▸ Instructions to follow: Filter the records below down to lines containing "profile".

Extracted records
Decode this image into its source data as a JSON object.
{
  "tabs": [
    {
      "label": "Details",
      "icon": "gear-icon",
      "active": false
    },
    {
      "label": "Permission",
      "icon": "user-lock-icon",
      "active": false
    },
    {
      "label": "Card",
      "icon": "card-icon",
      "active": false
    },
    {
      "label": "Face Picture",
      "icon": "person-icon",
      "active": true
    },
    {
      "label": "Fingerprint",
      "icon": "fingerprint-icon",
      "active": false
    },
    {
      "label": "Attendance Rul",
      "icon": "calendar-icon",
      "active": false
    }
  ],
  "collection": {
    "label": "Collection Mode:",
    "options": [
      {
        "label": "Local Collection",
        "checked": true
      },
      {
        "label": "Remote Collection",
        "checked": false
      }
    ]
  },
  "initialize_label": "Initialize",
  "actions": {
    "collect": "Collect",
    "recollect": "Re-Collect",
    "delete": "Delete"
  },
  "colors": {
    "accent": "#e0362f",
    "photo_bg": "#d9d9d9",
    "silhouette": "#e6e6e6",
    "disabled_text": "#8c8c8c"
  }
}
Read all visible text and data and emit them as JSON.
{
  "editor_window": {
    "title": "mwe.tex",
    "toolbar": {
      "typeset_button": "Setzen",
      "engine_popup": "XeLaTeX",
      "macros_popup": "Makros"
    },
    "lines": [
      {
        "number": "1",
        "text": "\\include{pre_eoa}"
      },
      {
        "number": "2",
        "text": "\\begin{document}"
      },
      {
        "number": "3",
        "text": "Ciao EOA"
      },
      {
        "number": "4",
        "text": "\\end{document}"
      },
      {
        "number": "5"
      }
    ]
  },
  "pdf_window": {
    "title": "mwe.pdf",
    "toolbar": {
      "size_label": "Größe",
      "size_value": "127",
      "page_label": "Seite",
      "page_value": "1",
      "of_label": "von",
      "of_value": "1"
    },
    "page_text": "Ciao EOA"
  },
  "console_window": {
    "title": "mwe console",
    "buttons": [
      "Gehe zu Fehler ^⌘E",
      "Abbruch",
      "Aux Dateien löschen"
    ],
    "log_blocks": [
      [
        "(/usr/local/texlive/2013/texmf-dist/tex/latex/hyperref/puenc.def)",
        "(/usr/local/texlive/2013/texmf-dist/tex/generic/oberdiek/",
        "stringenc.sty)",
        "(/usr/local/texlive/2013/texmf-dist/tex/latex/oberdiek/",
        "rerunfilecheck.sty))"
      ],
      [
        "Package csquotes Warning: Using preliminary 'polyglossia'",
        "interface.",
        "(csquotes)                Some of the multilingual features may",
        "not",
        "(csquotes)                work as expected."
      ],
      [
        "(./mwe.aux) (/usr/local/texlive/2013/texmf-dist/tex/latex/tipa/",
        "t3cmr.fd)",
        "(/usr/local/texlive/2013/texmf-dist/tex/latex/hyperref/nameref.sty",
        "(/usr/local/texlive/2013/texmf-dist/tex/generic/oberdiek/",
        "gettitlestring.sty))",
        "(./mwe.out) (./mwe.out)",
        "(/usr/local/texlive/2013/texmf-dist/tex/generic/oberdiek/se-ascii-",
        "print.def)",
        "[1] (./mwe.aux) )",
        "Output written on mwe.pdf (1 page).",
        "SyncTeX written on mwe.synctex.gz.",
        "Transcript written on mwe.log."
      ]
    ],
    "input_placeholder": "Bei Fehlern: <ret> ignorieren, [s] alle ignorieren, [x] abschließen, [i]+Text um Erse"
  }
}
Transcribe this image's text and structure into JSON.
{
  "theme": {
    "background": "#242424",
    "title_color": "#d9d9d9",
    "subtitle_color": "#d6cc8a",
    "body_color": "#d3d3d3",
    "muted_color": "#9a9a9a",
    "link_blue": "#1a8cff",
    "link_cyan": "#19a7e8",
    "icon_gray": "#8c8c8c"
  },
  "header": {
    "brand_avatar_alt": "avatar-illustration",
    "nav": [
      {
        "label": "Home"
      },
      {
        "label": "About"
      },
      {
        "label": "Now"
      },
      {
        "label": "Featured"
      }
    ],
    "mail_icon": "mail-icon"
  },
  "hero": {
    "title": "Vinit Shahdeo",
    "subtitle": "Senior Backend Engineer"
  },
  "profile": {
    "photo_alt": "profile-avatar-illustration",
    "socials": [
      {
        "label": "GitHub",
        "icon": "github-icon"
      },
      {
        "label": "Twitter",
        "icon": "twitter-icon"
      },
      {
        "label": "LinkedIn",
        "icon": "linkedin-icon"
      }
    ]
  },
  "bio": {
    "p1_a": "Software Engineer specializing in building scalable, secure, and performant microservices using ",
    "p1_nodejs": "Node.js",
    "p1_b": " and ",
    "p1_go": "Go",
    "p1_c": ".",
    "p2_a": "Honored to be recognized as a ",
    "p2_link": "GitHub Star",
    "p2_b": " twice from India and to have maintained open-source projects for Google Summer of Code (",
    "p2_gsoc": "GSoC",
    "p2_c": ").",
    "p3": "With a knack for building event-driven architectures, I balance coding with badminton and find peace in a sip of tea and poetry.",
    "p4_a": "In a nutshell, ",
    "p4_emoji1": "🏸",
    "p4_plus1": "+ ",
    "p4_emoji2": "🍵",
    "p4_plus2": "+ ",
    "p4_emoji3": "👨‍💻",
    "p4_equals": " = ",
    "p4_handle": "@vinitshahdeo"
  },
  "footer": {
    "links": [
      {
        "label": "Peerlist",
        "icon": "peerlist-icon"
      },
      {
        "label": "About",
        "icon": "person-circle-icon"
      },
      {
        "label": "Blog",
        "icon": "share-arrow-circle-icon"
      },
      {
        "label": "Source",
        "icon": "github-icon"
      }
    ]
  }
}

▸ Task solution:
  "profile": {
    "photo_alt": "profile-avatar-illustration",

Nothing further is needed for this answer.